Stated problem
Locate the line that contains "Convert this document image to plain text.". Print it and each following line through the end of the listing, verbatim, and nothing more.

Records to use
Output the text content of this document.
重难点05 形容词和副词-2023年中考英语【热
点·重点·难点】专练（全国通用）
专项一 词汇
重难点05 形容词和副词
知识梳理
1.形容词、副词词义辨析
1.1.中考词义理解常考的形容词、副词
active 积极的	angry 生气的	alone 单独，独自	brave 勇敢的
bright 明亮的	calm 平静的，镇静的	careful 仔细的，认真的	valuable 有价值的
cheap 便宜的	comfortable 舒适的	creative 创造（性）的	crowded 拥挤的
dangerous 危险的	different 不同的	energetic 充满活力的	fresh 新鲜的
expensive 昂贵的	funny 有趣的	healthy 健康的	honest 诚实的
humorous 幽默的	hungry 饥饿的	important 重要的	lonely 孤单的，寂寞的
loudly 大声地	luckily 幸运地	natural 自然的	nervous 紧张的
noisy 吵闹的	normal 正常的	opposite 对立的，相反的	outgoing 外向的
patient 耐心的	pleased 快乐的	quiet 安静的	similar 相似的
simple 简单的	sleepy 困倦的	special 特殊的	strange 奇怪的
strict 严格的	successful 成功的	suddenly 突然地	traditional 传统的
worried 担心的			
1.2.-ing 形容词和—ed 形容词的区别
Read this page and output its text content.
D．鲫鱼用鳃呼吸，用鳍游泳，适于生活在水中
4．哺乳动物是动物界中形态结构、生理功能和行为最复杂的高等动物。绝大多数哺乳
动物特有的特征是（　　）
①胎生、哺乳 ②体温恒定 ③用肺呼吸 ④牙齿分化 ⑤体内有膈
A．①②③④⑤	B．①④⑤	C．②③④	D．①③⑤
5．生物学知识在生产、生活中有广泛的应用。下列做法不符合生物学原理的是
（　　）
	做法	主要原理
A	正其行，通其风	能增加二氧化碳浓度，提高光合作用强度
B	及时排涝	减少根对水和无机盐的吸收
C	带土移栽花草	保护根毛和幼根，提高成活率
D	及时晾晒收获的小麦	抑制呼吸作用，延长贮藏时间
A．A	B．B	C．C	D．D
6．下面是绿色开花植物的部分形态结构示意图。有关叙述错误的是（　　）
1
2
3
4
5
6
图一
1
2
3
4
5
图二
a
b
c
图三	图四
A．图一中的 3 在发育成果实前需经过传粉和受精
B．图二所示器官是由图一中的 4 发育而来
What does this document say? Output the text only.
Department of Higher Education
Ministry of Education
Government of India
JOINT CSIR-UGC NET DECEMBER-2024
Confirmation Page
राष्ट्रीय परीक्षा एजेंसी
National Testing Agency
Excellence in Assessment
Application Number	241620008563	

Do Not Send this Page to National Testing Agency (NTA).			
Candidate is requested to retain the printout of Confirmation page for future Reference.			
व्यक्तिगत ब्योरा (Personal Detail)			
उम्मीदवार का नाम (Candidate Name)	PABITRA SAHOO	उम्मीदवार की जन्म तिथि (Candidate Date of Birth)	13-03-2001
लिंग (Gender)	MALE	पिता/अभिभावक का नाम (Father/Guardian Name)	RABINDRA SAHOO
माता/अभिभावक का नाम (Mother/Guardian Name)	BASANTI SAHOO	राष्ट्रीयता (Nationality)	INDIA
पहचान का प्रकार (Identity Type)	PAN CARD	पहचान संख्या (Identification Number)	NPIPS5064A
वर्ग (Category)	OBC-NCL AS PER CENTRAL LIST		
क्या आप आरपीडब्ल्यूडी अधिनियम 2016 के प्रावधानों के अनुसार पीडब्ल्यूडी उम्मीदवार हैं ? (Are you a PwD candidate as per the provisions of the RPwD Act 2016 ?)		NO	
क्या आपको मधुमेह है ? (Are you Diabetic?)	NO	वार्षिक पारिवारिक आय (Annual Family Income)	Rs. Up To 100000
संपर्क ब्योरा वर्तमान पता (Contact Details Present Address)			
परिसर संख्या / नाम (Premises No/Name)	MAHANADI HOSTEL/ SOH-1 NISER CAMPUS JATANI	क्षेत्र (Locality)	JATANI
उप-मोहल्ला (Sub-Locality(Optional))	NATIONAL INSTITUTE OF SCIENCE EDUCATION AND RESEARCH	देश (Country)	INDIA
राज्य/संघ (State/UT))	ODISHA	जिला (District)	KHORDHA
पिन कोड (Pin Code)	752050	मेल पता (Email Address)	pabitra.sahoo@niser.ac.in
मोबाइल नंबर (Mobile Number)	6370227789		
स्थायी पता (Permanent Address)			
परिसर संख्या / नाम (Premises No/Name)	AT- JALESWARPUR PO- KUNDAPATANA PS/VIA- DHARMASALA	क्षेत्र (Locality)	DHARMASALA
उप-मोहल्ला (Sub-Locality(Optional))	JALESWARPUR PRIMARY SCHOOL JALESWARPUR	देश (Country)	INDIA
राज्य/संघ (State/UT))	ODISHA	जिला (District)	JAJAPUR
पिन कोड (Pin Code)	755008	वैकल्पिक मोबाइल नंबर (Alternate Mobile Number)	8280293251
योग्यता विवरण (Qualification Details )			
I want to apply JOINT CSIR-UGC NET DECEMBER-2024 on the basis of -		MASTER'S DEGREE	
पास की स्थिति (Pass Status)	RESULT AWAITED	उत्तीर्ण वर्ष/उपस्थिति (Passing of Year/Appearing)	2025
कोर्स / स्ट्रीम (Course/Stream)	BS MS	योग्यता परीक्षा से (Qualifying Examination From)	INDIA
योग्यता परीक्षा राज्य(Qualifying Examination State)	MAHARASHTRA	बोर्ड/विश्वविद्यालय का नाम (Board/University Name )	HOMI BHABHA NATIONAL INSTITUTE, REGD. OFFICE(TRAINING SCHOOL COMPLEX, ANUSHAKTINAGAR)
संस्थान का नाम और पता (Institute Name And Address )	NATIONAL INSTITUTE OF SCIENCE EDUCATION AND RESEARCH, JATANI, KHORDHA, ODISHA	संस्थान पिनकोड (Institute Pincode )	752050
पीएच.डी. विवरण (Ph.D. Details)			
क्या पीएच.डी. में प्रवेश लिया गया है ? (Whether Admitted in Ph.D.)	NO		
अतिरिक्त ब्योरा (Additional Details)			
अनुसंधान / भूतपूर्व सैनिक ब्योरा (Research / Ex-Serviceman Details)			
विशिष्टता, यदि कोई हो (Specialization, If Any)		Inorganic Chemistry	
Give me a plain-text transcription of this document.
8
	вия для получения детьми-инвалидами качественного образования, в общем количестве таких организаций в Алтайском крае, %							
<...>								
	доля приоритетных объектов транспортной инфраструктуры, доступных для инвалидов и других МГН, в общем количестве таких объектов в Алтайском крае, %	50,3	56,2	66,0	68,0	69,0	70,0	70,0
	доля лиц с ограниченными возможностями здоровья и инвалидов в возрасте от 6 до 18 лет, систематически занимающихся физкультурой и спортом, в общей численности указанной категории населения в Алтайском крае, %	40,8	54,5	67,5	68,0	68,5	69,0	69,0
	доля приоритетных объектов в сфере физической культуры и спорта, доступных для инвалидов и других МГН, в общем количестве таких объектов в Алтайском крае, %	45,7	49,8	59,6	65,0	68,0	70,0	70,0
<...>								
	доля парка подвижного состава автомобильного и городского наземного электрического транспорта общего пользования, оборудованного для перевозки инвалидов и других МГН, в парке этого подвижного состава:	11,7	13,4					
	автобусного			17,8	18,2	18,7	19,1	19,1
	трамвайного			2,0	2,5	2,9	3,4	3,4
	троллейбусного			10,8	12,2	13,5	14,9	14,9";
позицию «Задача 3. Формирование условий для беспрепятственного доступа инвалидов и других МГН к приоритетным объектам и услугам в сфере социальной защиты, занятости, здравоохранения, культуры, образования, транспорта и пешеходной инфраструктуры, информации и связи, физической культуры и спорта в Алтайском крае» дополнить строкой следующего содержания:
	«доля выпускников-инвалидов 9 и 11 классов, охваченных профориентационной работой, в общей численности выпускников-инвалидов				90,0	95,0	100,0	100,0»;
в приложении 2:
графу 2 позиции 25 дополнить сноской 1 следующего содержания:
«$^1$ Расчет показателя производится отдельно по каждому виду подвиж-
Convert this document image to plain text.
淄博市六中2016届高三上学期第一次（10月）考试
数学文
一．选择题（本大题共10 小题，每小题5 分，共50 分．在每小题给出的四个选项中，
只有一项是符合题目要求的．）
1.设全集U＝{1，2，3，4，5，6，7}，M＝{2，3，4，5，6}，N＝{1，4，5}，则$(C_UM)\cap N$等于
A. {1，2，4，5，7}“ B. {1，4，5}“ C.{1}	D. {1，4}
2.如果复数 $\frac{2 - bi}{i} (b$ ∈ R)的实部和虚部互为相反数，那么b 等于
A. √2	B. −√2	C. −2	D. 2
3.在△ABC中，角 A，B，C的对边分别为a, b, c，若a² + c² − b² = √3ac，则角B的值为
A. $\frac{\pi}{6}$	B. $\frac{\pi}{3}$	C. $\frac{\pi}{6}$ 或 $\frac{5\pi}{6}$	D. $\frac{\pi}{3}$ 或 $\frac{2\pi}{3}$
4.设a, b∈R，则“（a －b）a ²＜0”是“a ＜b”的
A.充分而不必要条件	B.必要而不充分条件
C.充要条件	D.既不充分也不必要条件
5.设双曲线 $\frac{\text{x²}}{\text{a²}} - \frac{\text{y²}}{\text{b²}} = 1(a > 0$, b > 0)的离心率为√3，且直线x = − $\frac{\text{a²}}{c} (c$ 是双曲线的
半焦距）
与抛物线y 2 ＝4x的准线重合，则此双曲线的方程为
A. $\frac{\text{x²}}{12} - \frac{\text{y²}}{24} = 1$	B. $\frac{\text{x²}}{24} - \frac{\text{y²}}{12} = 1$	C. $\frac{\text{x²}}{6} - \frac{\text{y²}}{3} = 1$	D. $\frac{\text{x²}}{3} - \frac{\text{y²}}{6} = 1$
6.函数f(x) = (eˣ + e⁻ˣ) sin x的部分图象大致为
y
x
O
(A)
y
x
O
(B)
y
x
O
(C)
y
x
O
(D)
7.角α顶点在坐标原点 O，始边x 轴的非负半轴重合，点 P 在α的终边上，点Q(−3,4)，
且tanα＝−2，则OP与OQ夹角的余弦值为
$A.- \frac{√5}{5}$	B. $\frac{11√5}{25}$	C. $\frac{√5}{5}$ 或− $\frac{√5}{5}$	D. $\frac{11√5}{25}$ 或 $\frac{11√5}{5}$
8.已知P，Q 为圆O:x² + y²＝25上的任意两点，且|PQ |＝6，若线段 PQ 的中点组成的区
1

Expected output
Convert this document image to plain text.
淄博市六中2016届高三上学期第一次（10月）考试
数学文
一．选择题（本大题共10 小题，每小题5 分，共50 分．在每小题给出的四个选项中，
只有一项是符合题目要求的．）
1.设全集U＝{1，2，3，4，5，6，7}，M＝{2，3，4，5，6}，N＝{1，4，5}，则$(C_UM)\cap N$等于
A. {1，2，4，5，7}“ B. {1，4，5}“ C.{1}	D. {1，4}
2.如果复数 $\frac{2 - bi}{i} (b$ ∈ R)的实部和虚部互为相反数，那么b 等于
A. √2	B. −√2	C. −2	D. 2
3.在△ABC中，角 A，B，C的对边分别为a, b, c，若a² + c² − b² = √3ac，则角B的值为
A. $\frac{\pi}{6}$	B. $\frac{\pi}{3}$	C. $\frac{\pi}{6}$ 或 $\frac{5\pi}{6}$	D. $\frac{\pi}{3}$ 或 $\frac{2\pi}{3}$
4.设a, b∈R，则“（a －b）a ²＜0”是“a ＜b”的
A.充分而不必要条件	B.必要而不充分条件
C.充要条件	D.既不充分也不必要条件
5.设双曲线 $\frac{\text{x²}}{\text{a²}} - \frac{\text{y²}}{\text{b²}} = 1(a > 0$, b > 0)的离心率为√3，且直线x = − $\frac{\text{a²}}{c} (c$ 是双曲线的
半焦距）
与抛物线y 2 ＝4x的准线重合，则此双曲线的方程为
A. $\frac{\text{x²}}{12} - \frac{\text{y²}}{24} = 1$	B. $\frac{\text{x²}}{24} - \frac{\text{y²}}{12} = 1$	C. $\frac{\text{x²}}{6} - \frac{\text{y²}}{3} = 1$	D. $\frac{\text{x²}}{3} - \frac{\text{y²}}{6} = 1$
6.函数f(x) = (eˣ + e⁻ˣ) sin x的部分图象大致为
y
x
O
(A)
y
x
O
(B)
y
x
O
(C)
y
x
O
(D)
7.角α顶点在坐标原点 O，始边x 轴的非负半轴重合，点 P 在α的终边上，点Q(−3,4)，
且tanα＝−2，则OP与OQ夹角的余弦值为
$A.- \frac{√5}{5}$	B. $\frac{11√5}{25}$	C. $\frac{√5}{5}$ 或− $\frac{√5}{5}$	D. $\frac{11√5}{25}$ 或 $\frac{11√5}{5}$
8.已知P，Q 为圆O:x² + y²＝25上的任意两点，且|PQ |＝6，若线段 PQ 的中点组成的区
1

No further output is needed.